▶ Work instructions
Please give the listing again in its entirety, exactly as written.

▶ Stored data
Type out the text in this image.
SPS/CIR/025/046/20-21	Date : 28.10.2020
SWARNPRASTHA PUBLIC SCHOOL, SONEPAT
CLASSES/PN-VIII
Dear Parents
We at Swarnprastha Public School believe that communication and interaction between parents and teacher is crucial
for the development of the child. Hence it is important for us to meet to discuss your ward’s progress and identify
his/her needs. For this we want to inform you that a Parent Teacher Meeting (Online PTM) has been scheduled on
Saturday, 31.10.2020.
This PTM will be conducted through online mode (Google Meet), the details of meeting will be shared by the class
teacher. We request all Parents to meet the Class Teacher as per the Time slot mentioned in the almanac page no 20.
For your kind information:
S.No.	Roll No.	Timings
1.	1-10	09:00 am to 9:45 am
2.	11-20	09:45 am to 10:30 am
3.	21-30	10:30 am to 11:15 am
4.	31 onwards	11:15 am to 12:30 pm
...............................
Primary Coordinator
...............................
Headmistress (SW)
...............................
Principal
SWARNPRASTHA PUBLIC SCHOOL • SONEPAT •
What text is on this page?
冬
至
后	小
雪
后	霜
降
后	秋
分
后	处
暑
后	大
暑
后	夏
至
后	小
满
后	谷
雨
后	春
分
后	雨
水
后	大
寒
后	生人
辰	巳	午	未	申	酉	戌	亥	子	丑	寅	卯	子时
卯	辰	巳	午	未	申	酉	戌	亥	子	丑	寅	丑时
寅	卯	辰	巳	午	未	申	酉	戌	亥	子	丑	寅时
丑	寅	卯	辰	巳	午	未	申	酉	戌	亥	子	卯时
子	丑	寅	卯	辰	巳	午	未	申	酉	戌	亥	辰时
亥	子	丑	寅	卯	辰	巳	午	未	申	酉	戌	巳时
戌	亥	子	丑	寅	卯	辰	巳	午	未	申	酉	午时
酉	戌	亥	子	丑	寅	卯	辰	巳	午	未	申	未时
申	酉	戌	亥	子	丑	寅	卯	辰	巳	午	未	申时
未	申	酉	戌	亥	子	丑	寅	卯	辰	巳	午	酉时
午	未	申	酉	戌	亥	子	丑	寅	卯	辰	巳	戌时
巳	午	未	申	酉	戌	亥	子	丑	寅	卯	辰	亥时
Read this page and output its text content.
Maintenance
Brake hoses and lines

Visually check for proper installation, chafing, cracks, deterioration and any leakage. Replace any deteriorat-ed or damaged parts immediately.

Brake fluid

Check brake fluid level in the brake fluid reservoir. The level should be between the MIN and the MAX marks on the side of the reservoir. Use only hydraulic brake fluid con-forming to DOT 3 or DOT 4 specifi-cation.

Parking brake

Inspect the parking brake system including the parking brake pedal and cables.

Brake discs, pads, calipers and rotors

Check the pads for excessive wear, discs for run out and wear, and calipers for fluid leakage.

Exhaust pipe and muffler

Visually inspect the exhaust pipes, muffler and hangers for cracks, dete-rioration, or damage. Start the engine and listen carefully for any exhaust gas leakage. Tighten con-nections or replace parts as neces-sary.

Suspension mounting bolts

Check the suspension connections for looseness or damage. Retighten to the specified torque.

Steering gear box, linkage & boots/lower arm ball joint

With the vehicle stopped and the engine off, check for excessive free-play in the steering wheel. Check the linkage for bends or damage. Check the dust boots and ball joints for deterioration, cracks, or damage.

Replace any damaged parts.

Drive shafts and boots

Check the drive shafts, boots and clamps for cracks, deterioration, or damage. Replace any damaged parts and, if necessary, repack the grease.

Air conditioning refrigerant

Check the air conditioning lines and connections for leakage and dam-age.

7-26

▶ Expected answer
Type out the text in this image.
SPS/CIR/025/046/20-21	Date : 28.10.2020
SWARNPRASTHA PUBLIC SCHOOL, SONEPAT
CLASSES/PN-VIII
Dear Parents
We at Swarnprastha Public School believe that communication and interaction between parents and teacher is crucial
for the development of the child. Hence it is important for us to meet to discuss your ward’s progress and identify
his/her needs. For this we want to inform you that a Parent Teacher Meeting (Online PTM) has been scheduled on
Saturday, 31.10.2020.
This PTM will be conducted through online mode (Google Meet), the details of meeting will be shared by the class
teacher. We request all Parents to meet the Class Teacher as per the Time slot mentioned in the almanac page no 20.
For your kind information:
S.No.	Roll No.	Timings
1.	1-10	09:00 am to 9:45 am
2.	11-20	09:45 am to 10:30 am
3.	21-30	10:30 am to 11:15 am
4.	31 onwards	11:15 am to 12:30 pm
...............................
Primary Coordinator
...............................
Headmistress (SW)
...............................
Principal
SWARNPRASTHA PUBLIC SCHOOL • SONEPAT •
What text is on this page?
冬
至
后	小
雪
后	霜
降
后	秋
分
后	处
暑
后	大
暑
后	夏
至
后	小
满
后	谷
雨
后	春
分
后	雨
水
后	大
寒
后	生人
辰	巳	午	未	申	酉	戌	亥	子	丑	寅	卯	子时
卯	辰	巳	午	未	申	酉	戌	亥	子	丑	寅	丑时
寅	卯	辰	巳	午	未	申	酉	戌	亥	子	丑	寅时
丑	寅	卯	辰	巳	午	未	申	酉	戌	亥	子	卯时
子	丑	寅	卯	辰	巳	午	未	申	酉	戌	亥	辰时
亥	子	丑	寅	卯	辰	巳	午	未	申	酉	戌	巳时
戌	亥	子	丑	寅	卯	辰	巳	午	未	申	酉	午时
酉	戌	亥	子	丑	寅	卯	辰	巳	午	未	申	未时
申	酉	戌	亥	子	丑	寅	卯	辰	巳	午	未	申时
未	申	酉	戌	亥	子	丑	寅	卯	辰	巳	午	酉时
午	未	申	酉	戌	亥	子	丑	寅	卯	辰	巳	戌时
巳	午	未	申	酉	戌	亥	子	丑	寅	卯	辰	亥时
Read this page and output its text content.
Maintenance
Brake hoses and lines

Visually check for proper installation, chafing, cracks, deterioration and any leakage. Replace any deteriorat-ed or damaged parts immediately.

Brake fluid

Check brake fluid level in the brake fluid reservoir. The level should be between the MIN and the MAX marks on the side of the reservoir. Use only hydraulic brake fluid con-forming to DOT 3 or DOT 4 specifi-cation.

Parking brake

Inspect the parking brake system including the parking brake pedal and cables.

Brake discs, pads, calipers and rotors

Check the pads for excessive wear, discs for run out and wear, and calipers for fluid leakage.

Exhaust pipe and muffler

Visually inspect the exhaust pipes, muffler and hangers for cracks, dete-rioration, or damage. Start the engine and listen carefully for any exhaust gas leakage. Tighten con-nections or replace parts as neces-sary.

Suspension mounting bolts

Check the suspension connections for looseness or damage. Retighten to the specified torque.

Steering gear box, linkage & boots/lower arm ball joint

With the vehicle stopped and the engine off, check for excessive free-play in the steering wheel. Check the linkage for bends or damage. Check the dust boots and ball joints for deterioration, cracks, or damage.

Replace any damaged parts.

Drive shafts and boots

Check the drive shafts, boots and clamps for cracks, deterioration, or damage. Replace any damaged parts and, if necessary, repack the grease.

Air conditioning refrigerant

Check the air conditioning lines and connections for leakage and dam-age.

7-26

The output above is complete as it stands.